TASK STATEMENT:
Repeat the data verbatim.
= = = =
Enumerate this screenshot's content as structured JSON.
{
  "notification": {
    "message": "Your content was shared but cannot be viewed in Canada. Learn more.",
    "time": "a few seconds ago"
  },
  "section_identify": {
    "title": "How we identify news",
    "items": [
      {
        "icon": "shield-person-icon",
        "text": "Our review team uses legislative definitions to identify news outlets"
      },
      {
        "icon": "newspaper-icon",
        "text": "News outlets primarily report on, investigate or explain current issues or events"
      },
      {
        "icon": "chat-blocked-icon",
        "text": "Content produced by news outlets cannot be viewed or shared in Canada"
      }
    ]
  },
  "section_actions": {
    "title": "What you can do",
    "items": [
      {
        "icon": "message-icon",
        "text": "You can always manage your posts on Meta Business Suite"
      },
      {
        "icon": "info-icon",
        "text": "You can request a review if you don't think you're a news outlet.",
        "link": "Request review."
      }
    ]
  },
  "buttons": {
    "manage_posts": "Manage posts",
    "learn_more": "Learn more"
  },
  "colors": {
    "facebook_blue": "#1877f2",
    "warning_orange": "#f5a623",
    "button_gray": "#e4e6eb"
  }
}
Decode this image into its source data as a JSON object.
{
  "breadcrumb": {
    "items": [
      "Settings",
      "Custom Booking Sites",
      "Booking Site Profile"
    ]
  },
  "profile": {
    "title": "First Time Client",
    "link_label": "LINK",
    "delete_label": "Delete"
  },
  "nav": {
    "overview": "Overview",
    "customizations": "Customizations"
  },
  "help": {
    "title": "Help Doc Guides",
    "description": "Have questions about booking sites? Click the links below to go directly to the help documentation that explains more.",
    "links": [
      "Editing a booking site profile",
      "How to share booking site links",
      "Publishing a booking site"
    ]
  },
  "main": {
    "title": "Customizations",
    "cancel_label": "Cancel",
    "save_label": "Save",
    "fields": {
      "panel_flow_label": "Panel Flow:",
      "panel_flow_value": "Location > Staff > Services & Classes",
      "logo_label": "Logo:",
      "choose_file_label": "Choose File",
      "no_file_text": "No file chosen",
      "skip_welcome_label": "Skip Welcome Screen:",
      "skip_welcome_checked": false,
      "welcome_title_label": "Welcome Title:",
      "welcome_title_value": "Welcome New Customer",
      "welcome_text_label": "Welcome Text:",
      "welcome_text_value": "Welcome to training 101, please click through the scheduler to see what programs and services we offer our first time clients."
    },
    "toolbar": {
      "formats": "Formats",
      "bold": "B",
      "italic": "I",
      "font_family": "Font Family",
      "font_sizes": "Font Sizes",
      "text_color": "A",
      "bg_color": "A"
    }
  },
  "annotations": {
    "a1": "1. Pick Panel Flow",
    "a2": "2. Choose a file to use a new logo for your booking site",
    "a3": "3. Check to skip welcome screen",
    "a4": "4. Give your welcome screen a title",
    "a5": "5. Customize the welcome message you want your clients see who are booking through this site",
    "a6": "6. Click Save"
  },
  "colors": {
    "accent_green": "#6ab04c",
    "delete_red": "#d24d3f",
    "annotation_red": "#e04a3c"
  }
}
= = = =
RESULT OF THE EXERCISE:
Enumerate this screenshot's content as structured JSON.
{
  "notification": {
    "message": "Your content was shared but cannot be viewed in Canada. Learn more.",
    "time": "a few seconds ago"
  },
  "section_identify": {
    "title": "How we identify news",
    "items": [
      {
        "icon": "shield-person-icon",
        "text": "Our review team uses legislative definitions to identify news outlets"
      },
      {
        "icon": "newspaper-icon",
        "text": "News outlets primarily report on, investigate or explain current issues or events"
      },
      {
        "icon": "chat-blocked-icon",
        "text": "Content produced by news outlets cannot be viewed or shared in Canada"
      }
    ]
  },
  "section_actions": {
    "title": "What you can do",
    "items": [
      {
        "icon": "message-icon",
        "text": "You can always manage your posts on Meta Business Suite"
      },
      {
        "icon": "info-icon",
        "text": "You can request a review if you don't think you're a news outlet.",
        "link": "Request review."
      }
    ]
  },
  "buttons": {
    "manage_posts": "Manage posts",
    "learn_more": "Learn more"
  },
  "colors": {
    "facebook_blue": "#1877f2",
    "warning_orange": "#f5a623",
    "button_gray": "#e4e6eb"
  }
}
Decode this image into its source data as a JSON object.
{
  "breadcrumb": {
    "items": [
      "Settings",
      "Custom Booking Sites",
      "Booking Site Profile"
    ]
  },
  "profile": {
    "title": "First Time Client",
    "link_label": "LINK",
    "delete_label": "Delete"
  },
  "nav": {
    "overview": "Overview",
    "customizations": "Customizations"
  },
  "help": {
    "title": "Help Doc Guides",
    "description": "Have questions about booking sites? Click the links below to go directly to the help documentation that explains more.",
    "links": [
      "Editing a booking site profile",
      "How to share booking site links",
      "Publishing a booking site"
    ]
  },
  "main": {
    "title": "Customizations",
    "cancel_label": "Cancel",
    "save_label": "Save",
    "fields": {
      "panel_flow_label": "Panel Flow:",
      "panel_flow_value": "Location > Staff > Services & Classes",
      "logo_label": "Logo:",
      "choose_file_label": "Choose File",
      "no_file_text": "No file chosen",
      "skip_welcome_label": "Skip Welcome Screen:",
      "skip_welcome_checked": false,
      "welcome_title_label": "Welcome Title:",
      "welcome_title_value": "Welcome New Customer",
      "welcome_text_label": "Welcome Text:",
      "welcome_text_value": "Welcome to training 101, please click through the scheduler to see what programs and services we offer our first time clients."
    },
    "toolbar": {
      "formats": "Formats",
      "bold": "B",
      "italic": "I",
      "font_family": "Font Family",
      "font_sizes": "Font Sizes",
      "text_color": "A",
      "bg_color": "A"
    }
  },
  "annotations": {
    "a1": "1. Pick Panel Flow",
    "a2": "2. Choose a file to use a new logo for your booking site",
    "a3": "3. Check to skip welcome screen",
    "a4": "4. Give your welcome screen a title",
    "a5": "5. Customize the welcome message you want your clients see who are booking through this site",
    "a6": "6. Click Save"
  },
  "colors": {
    "accent_green": "#6ab04c",
    "delete_red": "#d24d3f",
    "annotation_red": "#e04a3c"
  }
}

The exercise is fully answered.